INSTRUCTIONS TO FOLLOW |
Retype the lines starting at the one that contains "game-thumbnail[interactable]: VIKING VOYAGE" and ending at the one that contains "game-thumbnail[interactable]: Dog House", including both of them.

* start WORKING DATA *

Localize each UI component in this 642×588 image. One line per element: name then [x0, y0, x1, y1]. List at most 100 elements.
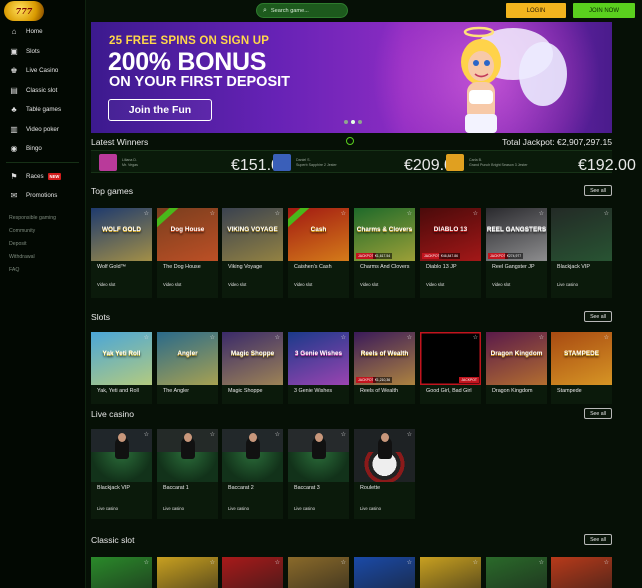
game-thumbnail[interactable]: VIKING VOYAGE ☆ [222, 208, 283, 261]
favorite-star-icon[interactable]: ☆ [144, 210, 149, 217]
game-name[interactable]: Reels of Wealth [354, 385, 415, 395]
footer-link[interactable]: Deposit [0, 238, 85, 251]
banner-dot[interactable] [351, 120, 355, 124]
game-thumbnail[interactable]: ☆ [91, 429, 152, 482]
game-card-baccarat-1[interactable]: ☆ Baccarat 1 Live casino [157, 429, 218, 519]
favorite-star-icon[interactable]: ☆ [407, 559, 412, 566]
favorite-star-icon[interactable]: ☆ [604, 559, 609, 566]
classic-slot-card[interactable]: ☆ [222, 557, 283, 588]
game-thumbnail[interactable]: ☆ [486, 557, 547, 588]
winner-item[interactable]: Daniel S. Superb Sapphire 2 Jester [273, 153, 366, 172]
favorite-star-icon[interactable]: ☆ [341, 210, 346, 217]
footer-link[interactable]: Community [0, 225, 85, 238]
favorite-star-icon[interactable]: ☆ [210, 334, 215, 341]
game-thumbnail[interactable]: STAMPEDE ☆ [551, 332, 612, 385]
join-the-fun-button[interactable]: Join the Fun [108, 99, 212, 121]
favorite-star-icon[interactable]: ☆ [210, 210, 215, 217]
sidebar-item-slots[interactable]: ▣ Slots [0, 42, 85, 62]
favorite-star-icon[interactable]: ☆ [144, 334, 149, 341]
game-name[interactable]: Diablo 13 JP [420, 261, 481, 271]
game-card-caishen-s-cash[interactable]: Cash ☆ Caishen's Cash Video slot [288, 208, 349, 298]
game-thumbnail[interactable]: WOLF GOLD ☆ [91, 208, 152, 261]
game-thumbnail[interactable]: ☆ [222, 557, 283, 588]
game-card-magic-shoppe[interactable]: Magic Shoppe ☆ Magic Shoppe [222, 332, 283, 404]
winner-item[interactable]: Liliana D. Mr. Vegas [99, 153, 192, 172]
game-card-baccarat-3[interactable]: ☆ Baccarat 3 Live casino [288, 429, 349, 519]
classic-slot-card[interactable]: ☆ [288, 557, 349, 588]
game-name[interactable]: Magic Shoppe [222, 385, 283, 395]
game-name[interactable]: Reel Gangster JP [486, 261, 547, 271]
game-thumbnail[interactable]: Dog House ☆ [157, 208, 218, 261]
game-card-reel-gangster-jp[interactable]: REEL GANGSTERS JACKPOT €274,977 ☆ Reel Gangs… [486, 208, 547, 298]
game-name[interactable]: Viking Voyage [222, 261, 283, 271]
classic-slot-card[interactable]: ☆ [420, 557, 481, 588]
game-thumbnail[interactable]: ☆ [157, 429, 218, 482]
game-card-3-genie-wishes[interactable]: 3 Genie Wishes ☆ 3 Genie Wishes [288, 332, 349, 404]
game-name[interactable]: Wolf Gold™ [91, 261, 152, 271]
see-all-slots-button[interactable]: See all [584, 311, 612, 322]
game-thumbnail[interactable]: Charms & Clovers JACKPOT €1,617.54 ☆ [354, 208, 415, 261]
game-card-roulette[interactable]: ☆ Roulette Live casino [354, 429, 415, 519]
game-thumbnail[interactable]: ☆ [157, 557, 218, 588]
favorite-star-icon[interactable]: ☆ [473, 334, 478, 341]
sidebar-item-promotions[interactable]: ✉ Promotions [0, 186, 85, 206]
game-thumbnail[interactable]: Magic Shoppe ☆ [222, 332, 283, 385]
game-thumbnail[interactable]: ☆ [288, 429, 349, 482]
game-card-charms-and-clovers[interactable]: Charms & Clovers JACKPOT €1,617.54 ☆ Charms … [354, 208, 415, 298]
game-name[interactable]: Charms And Clovers [354, 261, 415, 271]
game-thumbnail[interactable]: ☆ [354, 429, 415, 482]
game-name[interactable]: Yak, Yeti and Roll [91, 385, 152, 395]
game-thumbnail[interactable]: Yak Yeti Roll ☆ [91, 332, 152, 385]
game-card-the-angler[interactable]: Angler ☆ The Angler [157, 332, 218, 404]
favorite-star-icon[interactable]: ☆ [407, 210, 412, 217]
banner-dot[interactable] [344, 120, 348, 124]
favorite-star-icon[interactable]: ☆ [604, 334, 609, 341]
sidebar-item-video-poker[interactable]: ▥ Video poker [0, 120, 85, 140]
favorite-star-icon[interactable]: ☆ [275, 210, 280, 217]
game-thumbnail[interactable]: ☆ [551, 208, 612, 261]
game-card-blackjack-vip[interactable]: ☆ Blackjack VIP Live casino [551, 208, 612, 298]
search-box[interactable]: ⌕ [256, 3, 348, 18]
favorite-star-icon[interactable]: ☆ [539, 210, 544, 217]
game-name[interactable]: The Dog House [157, 261, 218, 271]
game-name[interactable]: Blackjack VIP [91, 482, 152, 492]
logo-mark[interactable]: 777 [4, 1, 44, 21]
classic-slot-card[interactable]: ☆ [551, 557, 612, 588]
footer-link[interactable]: FAQ [0, 264, 85, 277]
game-card-the-dog-house[interactable]: Dog House ☆ The Dog House Video slot [157, 208, 218, 298]
game-name[interactable]: Dragon Kingdom [486, 385, 547, 395]
favorite-star-icon[interactable]: ☆ [407, 334, 412, 341]
game-thumbnail[interactable]: Dragon Kingdom ☆ [486, 332, 547, 385]
game-thumbnail[interactable]: JACKPOT ☆ [420, 332, 481, 385]
favorite-star-icon[interactable]: ☆ [604, 210, 609, 217]
game-name[interactable]: Baccarat 3 [288, 482, 349, 492]
logo[interactable]: 777 [4, 0, 85, 22]
game-card-reels-of-wealth[interactable]: Reels of Wealth JACKPOT €1,210,36 ☆ Reels of… [354, 332, 415, 404]
favorite-star-icon[interactable]: ☆ [275, 431, 280, 438]
favorite-star-icon[interactable]: ☆ [473, 210, 478, 217]
winners-refresh-icon[interactable] [346, 137, 354, 145]
game-card-stampede[interactable]: STAMPEDE ☆ Stampede [551, 332, 612, 404]
game-card-viking-voyage[interactable]: VIKING VOYAGE ☆ Viking Voyage Video slot [222, 208, 283, 298]
favorite-star-icon[interactable]: ☆ [539, 559, 544, 566]
game-thumbnail[interactable]: ☆ [288, 557, 349, 588]
favorite-star-icon[interactable]: ☆ [341, 559, 346, 566]
favorite-star-icon[interactable]: ☆ [210, 431, 215, 438]
game-name[interactable]: Baccarat 1 [157, 482, 218, 492]
favorite-star-icon[interactable]: ☆ [144, 559, 149, 566]
game-card-yak-yeti-and-roll[interactable]: Yak Yeti Roll ☆ Yak, Yeti and Roll [91, 332, 152, 404]
game-name[interactable]: Caishen's Cash [288, 261, 349, 271]
favorite-star-icon[interactable]: ☆ [275, 559, 280, 566]
join-now-button[interactable]: JOIN NOW [573, 3, 635, 18]
see-all-top-games-button[interactable]: See all [584, 185, 612, 196]
favorite-star-icon[interactable]: ☆ [144, 431, 149, 438]
game-card-dragon-kingdom[interactable]: Dragon Kingdom ☆ Dragon Kingdom [486, 332, 547, 404]
game-name[interactable]: 3 Genie Wishes [288, 385, 349, 395]
classic-slot-card[interactable]: ☆ [354, 557, 415, 588]
game-name[interactable]: Stampede [551, 385, 612, 395]
game-name[interactable]: Good Girl, Bad Girl [420, 385, 481, 395]
game-name[interactable]: Baccarat 2 [222, 482, 283, 492]
classic-slot-card[interactable]: ☆ [486, 557, 547, 588]
sidebar-item-table-games[interactable]: ♣ Table games [0, 100, 85, 120]
game-thumbnail[interactable]: ☆ [551, 557, 612, 588]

* end WORKING DATA *

RESULT OF THE EXERCISE |
game-thumbnail[interactable]: VIKING VOYAGE ☆ [222, 208, 283, 261]
favorite-star-icon[interactable]: ☆ [144, 210, 149, 217]
game-name[interactable]: Reels of Wealth [354, 385, 415, 395]
footer-link[interactable]: Deposit [0, 238, 85, 251]
banner-dot[interactable] [351, 120, 355, 124]
game-thumbnail[interactable]: ☆ [91, 429, 152, 482]
game-card-baccarat-1[interactable]: ☆ Baccarat 1 Live casino [157, 429, 218, 519]
favorite-star-icon[interactable]: ☆ [407, 559, 412, 566]
favorite-star-icon[interactable]: ☆ [604, 559, 609, 566]
classic-slot-card[interactable]: ☆ [222, 557, 283, 588]
game-thumbnail[interactable]: ☆ [486, 557, 547, 588]
winner-item[interactable]: Daniel S. Superb Sapphire 2 Jester [273, 153, 366, 172]
favorite-star-icon[interactable]: ☆ [341, 210, 346, 217]
footer-link[interactable]: Community [0, 225, 85, 238]
favorite-star-icon[interactable]: ☆ [210, 334, 215, 341]
game-thumbnail[interactable]: STAMPEDE ☆ [551, 332, 612, 385]
join-the-fun-button[interactable]: Join the Fun [108, 99, 212, 121]
favorite-star-icon[interactable]: ☆ [210, 210, 215, 217]
sidebar-item-slots[interactable]: ▣ Slots [0, 42, 85, 62]
favorite-star-icon[interactable]: ☆ [144, 334, 149, 341]
game-name[interactable]: Diablo 13 JP [420, 261, 481, 271]
game-card-caishen-s-cash[interactable]: Cash ☆ Caishen's Cash Video slot [288, 208, 349, 298]
game-thumbnail[interactable]: WOLF GOLD ☆ [91, 208, 152, 261]
game-thumbnail[interactable]: ☆ [222, 557, 283, 588]
game-card-magic-shoppe[interactable]: Magic Shoppe ☆ Magic Shoppe [222, 332, 283, 404]
winner-item[interactable]: Liliana D. Mr. Vegas [99, 153, 192, 172]
game-card-baccarat-3[interactable]: ☆ Baccarat 3 Live casino [288, 429, 349, 519]
classic-slot-card[interactable]: ☆ [288, 557, 349, 588]
game-name[interactable]: Magic Shoppe [222, 385, 283, 395]
game-name[interactable]: Reel Gangster JP [486, 261, 547, 271]
game-thumbnail[interactable]: Dog House ☆ [157, 208, 218, 261]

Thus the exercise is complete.